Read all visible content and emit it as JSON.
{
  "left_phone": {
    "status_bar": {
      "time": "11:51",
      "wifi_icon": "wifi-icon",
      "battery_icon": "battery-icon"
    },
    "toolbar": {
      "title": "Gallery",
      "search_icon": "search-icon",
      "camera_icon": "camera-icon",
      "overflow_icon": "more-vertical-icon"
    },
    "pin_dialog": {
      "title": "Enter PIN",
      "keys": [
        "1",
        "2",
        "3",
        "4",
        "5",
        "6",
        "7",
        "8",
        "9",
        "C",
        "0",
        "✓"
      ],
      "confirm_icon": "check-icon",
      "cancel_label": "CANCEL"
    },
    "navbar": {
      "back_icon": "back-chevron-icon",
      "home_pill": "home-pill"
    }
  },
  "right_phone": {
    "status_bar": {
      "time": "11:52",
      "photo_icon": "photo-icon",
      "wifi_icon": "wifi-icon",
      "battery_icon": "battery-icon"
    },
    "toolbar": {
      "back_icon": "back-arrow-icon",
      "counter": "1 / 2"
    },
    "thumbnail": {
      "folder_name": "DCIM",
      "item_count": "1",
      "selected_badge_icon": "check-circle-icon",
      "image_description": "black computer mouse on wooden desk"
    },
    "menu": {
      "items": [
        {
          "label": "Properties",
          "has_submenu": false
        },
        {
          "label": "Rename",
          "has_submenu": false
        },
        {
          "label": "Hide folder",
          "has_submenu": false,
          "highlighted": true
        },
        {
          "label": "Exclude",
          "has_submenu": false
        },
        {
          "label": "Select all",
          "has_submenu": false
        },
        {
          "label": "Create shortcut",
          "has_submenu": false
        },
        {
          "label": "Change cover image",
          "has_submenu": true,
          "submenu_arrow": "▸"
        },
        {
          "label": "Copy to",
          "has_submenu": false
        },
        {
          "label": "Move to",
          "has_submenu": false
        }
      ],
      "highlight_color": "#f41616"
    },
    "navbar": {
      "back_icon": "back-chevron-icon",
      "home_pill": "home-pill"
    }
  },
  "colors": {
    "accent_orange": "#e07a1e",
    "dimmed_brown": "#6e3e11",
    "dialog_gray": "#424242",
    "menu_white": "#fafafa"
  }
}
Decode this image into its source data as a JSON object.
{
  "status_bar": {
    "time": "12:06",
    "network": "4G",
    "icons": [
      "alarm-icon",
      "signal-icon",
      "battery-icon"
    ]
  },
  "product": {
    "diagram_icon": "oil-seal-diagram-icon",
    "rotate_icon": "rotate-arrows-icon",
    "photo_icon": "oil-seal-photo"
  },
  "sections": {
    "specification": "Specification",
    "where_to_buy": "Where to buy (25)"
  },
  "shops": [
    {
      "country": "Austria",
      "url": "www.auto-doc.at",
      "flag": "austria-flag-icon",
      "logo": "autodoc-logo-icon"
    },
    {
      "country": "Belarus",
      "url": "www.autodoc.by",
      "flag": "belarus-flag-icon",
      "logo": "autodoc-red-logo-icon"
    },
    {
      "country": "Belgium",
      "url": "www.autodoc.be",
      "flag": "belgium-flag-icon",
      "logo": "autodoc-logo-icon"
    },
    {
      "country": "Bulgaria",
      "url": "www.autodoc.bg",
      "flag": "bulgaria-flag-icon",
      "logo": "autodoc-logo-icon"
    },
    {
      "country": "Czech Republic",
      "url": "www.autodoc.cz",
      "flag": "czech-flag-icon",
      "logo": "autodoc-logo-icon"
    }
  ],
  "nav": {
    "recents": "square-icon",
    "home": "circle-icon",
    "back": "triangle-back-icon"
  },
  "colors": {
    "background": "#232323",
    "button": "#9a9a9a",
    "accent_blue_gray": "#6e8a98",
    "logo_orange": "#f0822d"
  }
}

* * *

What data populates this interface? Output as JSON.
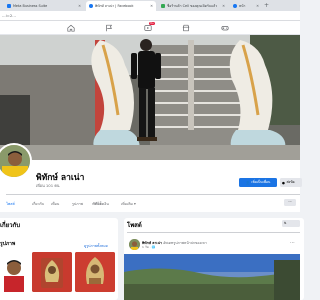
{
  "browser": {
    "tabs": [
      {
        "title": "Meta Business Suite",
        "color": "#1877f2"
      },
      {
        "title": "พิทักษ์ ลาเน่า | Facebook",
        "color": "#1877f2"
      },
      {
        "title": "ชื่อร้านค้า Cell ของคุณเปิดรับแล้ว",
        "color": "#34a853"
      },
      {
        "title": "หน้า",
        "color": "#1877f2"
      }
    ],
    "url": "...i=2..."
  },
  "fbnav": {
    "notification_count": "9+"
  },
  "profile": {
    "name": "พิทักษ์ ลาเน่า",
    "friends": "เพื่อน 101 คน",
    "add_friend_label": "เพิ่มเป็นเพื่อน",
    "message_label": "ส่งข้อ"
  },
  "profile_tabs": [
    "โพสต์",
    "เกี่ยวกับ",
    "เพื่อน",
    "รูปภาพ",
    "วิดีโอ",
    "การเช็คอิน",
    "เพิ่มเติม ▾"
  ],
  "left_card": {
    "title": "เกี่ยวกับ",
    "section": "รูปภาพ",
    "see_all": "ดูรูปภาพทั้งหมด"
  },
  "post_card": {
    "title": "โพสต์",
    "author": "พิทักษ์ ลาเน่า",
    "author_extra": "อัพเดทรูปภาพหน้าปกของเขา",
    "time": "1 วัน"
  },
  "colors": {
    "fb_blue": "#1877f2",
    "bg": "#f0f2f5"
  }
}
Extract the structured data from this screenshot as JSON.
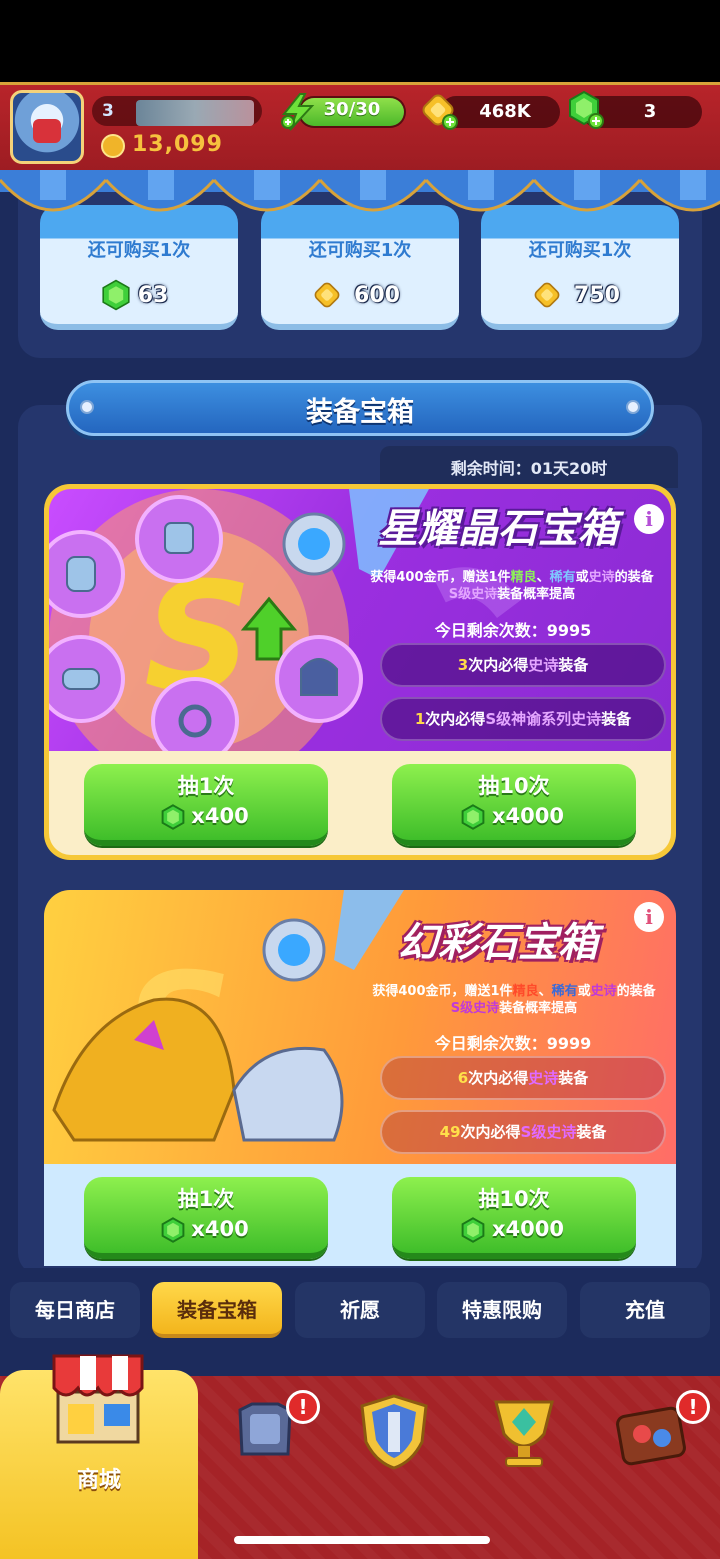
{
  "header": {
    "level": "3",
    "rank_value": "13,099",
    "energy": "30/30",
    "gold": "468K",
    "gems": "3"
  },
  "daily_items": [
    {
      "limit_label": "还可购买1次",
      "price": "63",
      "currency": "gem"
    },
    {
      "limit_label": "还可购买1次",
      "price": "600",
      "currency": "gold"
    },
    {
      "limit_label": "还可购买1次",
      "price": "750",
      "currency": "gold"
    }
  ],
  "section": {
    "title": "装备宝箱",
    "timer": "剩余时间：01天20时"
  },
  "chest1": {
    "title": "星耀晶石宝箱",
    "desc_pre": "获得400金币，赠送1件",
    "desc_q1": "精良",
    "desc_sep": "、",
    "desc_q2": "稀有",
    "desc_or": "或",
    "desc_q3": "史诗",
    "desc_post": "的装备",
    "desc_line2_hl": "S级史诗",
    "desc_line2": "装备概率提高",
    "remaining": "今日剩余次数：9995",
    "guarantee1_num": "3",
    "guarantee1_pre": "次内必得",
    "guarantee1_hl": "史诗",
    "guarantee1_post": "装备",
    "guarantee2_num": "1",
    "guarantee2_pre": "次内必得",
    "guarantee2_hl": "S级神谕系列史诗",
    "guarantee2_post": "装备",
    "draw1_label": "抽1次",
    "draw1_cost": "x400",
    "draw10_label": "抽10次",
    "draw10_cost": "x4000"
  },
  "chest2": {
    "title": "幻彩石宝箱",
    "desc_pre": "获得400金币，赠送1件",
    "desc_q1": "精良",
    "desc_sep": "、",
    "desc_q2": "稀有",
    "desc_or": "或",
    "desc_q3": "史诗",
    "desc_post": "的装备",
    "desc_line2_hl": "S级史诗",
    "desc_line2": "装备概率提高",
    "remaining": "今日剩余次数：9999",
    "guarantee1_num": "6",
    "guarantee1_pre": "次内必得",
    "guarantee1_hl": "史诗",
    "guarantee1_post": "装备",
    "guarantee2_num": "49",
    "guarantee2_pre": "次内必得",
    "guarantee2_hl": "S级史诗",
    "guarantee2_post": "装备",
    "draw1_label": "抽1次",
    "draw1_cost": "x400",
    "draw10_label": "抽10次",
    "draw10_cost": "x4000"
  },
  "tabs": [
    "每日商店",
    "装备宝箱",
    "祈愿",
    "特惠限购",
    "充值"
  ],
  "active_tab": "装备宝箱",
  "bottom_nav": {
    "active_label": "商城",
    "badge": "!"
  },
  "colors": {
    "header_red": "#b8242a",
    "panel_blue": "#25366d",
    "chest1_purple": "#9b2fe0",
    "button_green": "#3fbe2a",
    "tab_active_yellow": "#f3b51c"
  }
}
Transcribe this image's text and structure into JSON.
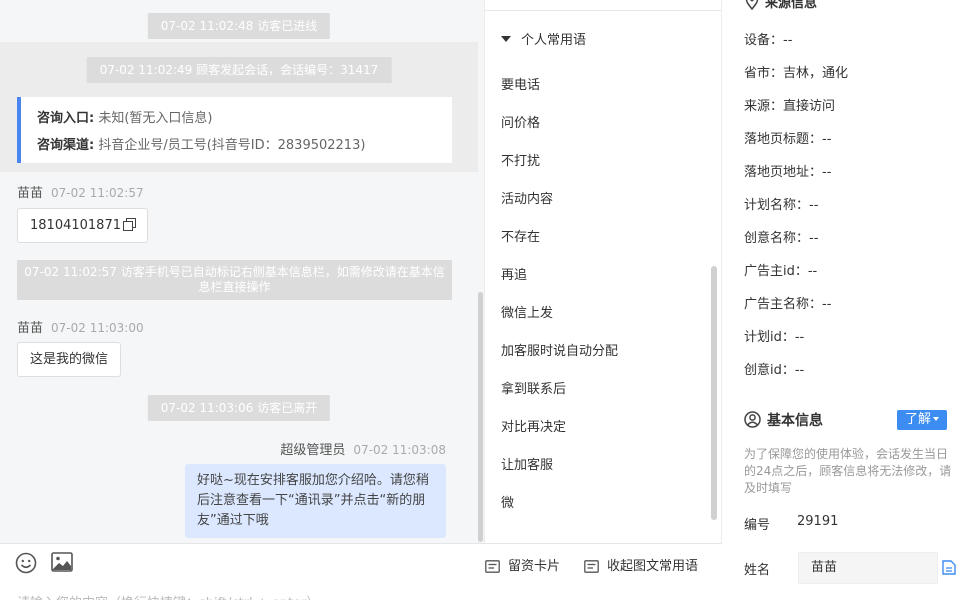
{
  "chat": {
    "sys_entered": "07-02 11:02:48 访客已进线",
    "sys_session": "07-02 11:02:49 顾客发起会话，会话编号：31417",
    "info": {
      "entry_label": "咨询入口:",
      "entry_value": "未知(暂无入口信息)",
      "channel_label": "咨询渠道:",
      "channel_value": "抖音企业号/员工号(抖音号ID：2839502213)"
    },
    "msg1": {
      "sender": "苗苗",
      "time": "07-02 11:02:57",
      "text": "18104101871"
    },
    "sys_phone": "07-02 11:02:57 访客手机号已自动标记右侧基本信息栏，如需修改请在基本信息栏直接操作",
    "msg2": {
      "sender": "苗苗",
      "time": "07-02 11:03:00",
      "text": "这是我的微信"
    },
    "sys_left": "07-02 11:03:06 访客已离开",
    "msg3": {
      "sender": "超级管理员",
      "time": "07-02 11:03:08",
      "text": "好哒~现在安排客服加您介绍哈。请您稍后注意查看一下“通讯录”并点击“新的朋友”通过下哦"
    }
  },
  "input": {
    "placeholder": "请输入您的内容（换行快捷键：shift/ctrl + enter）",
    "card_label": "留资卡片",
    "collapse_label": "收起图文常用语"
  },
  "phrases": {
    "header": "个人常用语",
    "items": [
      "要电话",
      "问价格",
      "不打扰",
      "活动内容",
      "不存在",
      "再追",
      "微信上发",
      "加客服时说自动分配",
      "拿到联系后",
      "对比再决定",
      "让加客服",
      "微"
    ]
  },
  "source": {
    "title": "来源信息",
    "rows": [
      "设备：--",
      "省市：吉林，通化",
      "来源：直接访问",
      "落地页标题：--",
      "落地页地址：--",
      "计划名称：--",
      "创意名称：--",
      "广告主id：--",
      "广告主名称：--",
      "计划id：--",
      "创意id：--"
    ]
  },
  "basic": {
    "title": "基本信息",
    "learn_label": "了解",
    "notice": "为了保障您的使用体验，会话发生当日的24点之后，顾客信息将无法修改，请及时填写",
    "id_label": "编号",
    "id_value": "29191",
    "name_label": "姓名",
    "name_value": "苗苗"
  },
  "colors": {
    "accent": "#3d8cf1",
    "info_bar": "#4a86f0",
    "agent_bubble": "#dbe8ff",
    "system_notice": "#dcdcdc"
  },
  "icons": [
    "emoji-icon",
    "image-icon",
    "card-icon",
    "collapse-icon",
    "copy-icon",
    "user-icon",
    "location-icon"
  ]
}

==

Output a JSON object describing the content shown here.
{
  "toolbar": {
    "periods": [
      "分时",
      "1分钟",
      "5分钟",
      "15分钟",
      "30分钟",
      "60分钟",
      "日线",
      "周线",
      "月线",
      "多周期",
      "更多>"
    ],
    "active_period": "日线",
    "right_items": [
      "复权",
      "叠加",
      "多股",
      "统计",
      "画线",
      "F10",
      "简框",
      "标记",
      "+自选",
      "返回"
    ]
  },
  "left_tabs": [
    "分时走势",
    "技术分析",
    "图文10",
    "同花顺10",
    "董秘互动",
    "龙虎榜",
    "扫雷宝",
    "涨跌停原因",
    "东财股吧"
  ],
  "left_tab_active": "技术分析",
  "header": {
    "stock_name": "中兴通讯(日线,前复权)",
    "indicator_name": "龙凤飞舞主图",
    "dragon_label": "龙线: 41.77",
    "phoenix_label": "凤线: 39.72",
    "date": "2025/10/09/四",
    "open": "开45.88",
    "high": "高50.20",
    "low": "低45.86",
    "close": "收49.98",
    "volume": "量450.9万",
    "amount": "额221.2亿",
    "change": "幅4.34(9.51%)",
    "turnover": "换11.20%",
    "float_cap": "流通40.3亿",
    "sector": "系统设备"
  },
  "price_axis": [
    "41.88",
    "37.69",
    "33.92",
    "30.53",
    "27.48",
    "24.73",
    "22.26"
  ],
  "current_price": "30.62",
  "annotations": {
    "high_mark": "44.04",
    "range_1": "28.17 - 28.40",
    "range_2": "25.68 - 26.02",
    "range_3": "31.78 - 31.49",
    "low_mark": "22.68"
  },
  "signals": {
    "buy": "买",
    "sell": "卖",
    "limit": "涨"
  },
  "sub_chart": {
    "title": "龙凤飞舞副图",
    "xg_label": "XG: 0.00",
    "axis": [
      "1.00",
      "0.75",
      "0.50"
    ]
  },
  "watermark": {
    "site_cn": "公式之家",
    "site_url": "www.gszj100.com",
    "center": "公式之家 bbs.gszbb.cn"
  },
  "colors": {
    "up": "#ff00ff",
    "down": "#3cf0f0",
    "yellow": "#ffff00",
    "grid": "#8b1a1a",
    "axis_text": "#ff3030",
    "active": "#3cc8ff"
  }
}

WRITTEN INSTRUCTION —
Search the entries for the string "data" and collect each line that has it.

SOLUTION —
Decode this image into its source data as a JSON object.
What data populates this interface? Output as JSON.
Extract the structured data from this screenshot as JSON.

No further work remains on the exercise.